(EXTRACT)

***

Does Mommy Have to Do It All to Have It All?

How many times do you get your fingernails or toenails cleaned, trimmed and painted pretty pink? Not enough, I bet. How many times a week do you go to the store, do laundry or drive to a job? I’m sure you have a clear answer for that question.

How did we moms fall into the trap of never-ending errands? If you dare tell me it comes with the territory, I will scream -- loudly. I have a hard time believing that it’s good practice to encourage or expect moms to do-it-all. Yes, I believe a mom can “have it all,” but not necessarily by doing it all.

What does “having it all” really mean? When I think of a mom who has it all, I envision a relaxed woman smiling, taking time for herself, while still bringing in a little cash flow to help the family finances. She may also have some time to go for a walk/run or to yoga, but still have time to attend her daughter’s soccer game. She takes care of the family, but also makes and demands time to read her romance novel.

***

(RECORD EXCERPTS)
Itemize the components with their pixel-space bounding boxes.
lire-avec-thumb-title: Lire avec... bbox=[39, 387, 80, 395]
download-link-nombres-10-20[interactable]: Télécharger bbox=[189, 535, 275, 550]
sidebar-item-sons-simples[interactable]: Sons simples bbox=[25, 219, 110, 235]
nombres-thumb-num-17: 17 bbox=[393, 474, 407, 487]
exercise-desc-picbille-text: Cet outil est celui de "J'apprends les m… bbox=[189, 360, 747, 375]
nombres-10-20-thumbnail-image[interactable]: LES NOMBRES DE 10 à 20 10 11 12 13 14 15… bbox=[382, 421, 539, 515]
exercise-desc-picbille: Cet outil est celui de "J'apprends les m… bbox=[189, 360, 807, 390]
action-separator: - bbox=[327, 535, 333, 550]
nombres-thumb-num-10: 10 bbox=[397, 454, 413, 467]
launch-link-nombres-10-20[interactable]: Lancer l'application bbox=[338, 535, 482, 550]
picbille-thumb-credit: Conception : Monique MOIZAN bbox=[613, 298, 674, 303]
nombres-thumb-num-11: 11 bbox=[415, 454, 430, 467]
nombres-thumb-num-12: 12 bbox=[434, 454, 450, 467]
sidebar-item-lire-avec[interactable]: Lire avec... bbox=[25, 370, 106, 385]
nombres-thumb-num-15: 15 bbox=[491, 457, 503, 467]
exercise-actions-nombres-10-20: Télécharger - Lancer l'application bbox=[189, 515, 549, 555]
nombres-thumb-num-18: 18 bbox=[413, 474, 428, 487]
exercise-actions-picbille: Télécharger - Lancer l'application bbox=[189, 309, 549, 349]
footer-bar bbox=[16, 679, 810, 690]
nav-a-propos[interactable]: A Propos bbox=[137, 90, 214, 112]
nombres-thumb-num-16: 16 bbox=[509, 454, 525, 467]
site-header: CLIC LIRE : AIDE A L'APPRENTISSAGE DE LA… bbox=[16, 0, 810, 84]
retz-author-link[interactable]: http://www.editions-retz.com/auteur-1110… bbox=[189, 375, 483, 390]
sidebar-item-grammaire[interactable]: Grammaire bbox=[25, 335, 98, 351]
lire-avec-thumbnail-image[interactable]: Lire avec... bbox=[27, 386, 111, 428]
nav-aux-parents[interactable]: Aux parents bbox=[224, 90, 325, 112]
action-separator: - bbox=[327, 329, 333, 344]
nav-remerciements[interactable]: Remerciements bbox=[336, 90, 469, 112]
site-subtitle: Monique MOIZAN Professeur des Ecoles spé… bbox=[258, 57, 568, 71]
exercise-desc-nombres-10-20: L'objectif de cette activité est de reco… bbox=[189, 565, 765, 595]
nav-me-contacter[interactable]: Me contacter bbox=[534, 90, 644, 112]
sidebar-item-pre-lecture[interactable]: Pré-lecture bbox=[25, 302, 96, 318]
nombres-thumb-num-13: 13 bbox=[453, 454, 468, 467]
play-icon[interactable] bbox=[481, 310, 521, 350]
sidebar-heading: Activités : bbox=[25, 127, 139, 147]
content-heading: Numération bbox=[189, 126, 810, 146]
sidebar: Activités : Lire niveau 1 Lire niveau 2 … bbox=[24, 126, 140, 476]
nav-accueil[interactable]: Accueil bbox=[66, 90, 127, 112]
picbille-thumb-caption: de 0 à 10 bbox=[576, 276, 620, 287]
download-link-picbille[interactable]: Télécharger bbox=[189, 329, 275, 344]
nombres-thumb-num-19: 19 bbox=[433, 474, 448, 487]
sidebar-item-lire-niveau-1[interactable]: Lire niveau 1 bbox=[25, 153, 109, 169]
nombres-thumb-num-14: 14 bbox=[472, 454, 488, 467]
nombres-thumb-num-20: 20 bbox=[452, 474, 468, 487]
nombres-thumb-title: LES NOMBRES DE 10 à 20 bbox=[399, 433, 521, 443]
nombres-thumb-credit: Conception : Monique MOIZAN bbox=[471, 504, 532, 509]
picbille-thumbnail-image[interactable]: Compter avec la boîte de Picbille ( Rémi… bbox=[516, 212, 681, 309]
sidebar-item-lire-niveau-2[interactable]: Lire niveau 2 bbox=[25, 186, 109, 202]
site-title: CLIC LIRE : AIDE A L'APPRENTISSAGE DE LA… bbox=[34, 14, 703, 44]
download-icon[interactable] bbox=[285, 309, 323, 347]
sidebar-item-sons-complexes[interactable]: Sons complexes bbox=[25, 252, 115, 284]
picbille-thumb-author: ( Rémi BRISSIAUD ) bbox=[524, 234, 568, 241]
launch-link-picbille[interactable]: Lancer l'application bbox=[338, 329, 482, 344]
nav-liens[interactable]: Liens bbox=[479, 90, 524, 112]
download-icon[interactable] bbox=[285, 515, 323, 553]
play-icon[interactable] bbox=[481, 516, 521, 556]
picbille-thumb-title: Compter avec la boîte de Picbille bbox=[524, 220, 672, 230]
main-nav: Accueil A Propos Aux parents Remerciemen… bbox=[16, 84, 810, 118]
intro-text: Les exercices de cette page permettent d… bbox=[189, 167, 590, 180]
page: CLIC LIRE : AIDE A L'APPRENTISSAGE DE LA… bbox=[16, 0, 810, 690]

***

(INSTRUCTION 1) Rewrite the part of the piece on mothers having it all from "How many times do" up to and including "for that question.", replacing "store" with "market".
(INSTRUCTION 2)
Answer these questions about the piece on mothers having it all:
(a) What color of nail polish does the piece mention?
(b) Whose soccer game does the mom in the piece still have time to attend?
(c) What kind of novel does that mom make and demand time to read?

(CORRECT RESULT 1)
How many times do you get your fingernails or toenails cleaned, trimmed and painted pretty pink? Not enough, I bet. How many times a week do you go to the market, do laundry or drive to a job? I’m sure you have a clear answer for that question.

(CORRECT RESULT 2)
(a) Pretty pink.
(b) Her daughter's.
(c) A romance novel.